▸ EXCERPTED RECORDS:
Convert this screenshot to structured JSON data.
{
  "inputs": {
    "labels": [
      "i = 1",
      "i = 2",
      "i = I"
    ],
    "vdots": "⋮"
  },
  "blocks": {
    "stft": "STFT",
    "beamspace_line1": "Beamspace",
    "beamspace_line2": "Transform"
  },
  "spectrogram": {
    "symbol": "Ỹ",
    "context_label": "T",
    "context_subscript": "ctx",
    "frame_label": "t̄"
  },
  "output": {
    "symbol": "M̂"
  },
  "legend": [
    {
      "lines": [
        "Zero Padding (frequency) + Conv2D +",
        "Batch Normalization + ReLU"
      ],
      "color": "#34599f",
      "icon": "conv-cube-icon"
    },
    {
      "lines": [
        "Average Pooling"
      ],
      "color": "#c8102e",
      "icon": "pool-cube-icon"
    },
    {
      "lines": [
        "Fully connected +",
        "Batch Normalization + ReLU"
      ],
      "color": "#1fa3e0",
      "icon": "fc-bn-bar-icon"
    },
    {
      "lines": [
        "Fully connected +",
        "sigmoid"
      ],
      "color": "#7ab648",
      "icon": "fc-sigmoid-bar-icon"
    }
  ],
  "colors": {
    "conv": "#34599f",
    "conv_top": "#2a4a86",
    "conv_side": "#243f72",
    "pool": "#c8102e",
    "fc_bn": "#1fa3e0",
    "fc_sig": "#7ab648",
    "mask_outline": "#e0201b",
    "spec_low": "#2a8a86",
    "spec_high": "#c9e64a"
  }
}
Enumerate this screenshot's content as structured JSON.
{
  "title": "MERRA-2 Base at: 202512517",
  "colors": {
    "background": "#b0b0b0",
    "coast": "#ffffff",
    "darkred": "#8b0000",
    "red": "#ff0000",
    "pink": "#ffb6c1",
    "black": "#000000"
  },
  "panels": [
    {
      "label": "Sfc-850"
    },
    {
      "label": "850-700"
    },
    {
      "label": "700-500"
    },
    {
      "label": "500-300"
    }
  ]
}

▸ THE PROBLEM: Extract all of the data above and output it character for character.

▸ SOLUTION:
Convert this screenshot to structured JSON data.
{
  "inputs": {
    "labels": [
      "i = 1",
      "i = 2",
      "i = I"
    ],
    "vdots": "⋮"
  },
  "blocks": {
    "stft": "STFT",
    "beamspace_line1": "Beamspace",
    "beamspace_line2": "Transform"
  },
  "spectrogram": {
    "symbol": "Ỹ",
    "context_label": "T",
    "context_subscript": "ctx",
    "frame_label": "t̄"
  },
  "output": {
    "symbol": "M̂"
  },
  "legend": [
    {
      "lines": [
        "Zero Padding (frequency) + Conv2D +",
        "Batch Normalization + ReLU"
      ],
      "color": "#34599f",
      "icon": "conv-cube-icon"
    },
    {
      "lines": [
        "Average Pooling"
      ],
      "color": "#c8102e",
      "icon": "pool-cube-icon"
    },
    {
      "lines": [
        "Fully connected +",
        "Batch Normalization + ReLU"
      ],
      "color": "#1fa3e0",
      "icon": "fc-bn-bar-icon"
    },
    {
      "lines": [
        "Fully connected +",
        "sigmoid"
      ],
      "color": "#7ab648",
      "icon": "fc-sigmoid-bar-icon"
    }
  ],
  "colors": {
    "conv": "#34599f",
    "conv_top": "#2a4a86",
    "conv_side": "#243f72",
    "pool": "#c8102e",
    "fc_bn": "#1fa3e0",
    "fc_sig": "#7ab648",
    "mask_outline": "#e0201b",
    "spec_low": "#2a8a86",
    "spec_high": "#c9e64a"
  }
}
Enumerate this screenshot's content as structured JSON.
{
  "title": "MERRA-2 Base at: 202512517",
  "colors": {
    "background": "#b0b0b0",
    "coast": "#ffffff",
    "darkred": "#8b0000",
    "red": "#ff0000",
    "pink": "#ffb6c1",
    "black": "#000000"
  },
  "panels": [
    {
      "label": "Sfc-850"
    },
    {
      "label": "850-700"
    },
    {
      "label": "700-500"
    },
    {
      "label": "500-300"
    }
  ]
}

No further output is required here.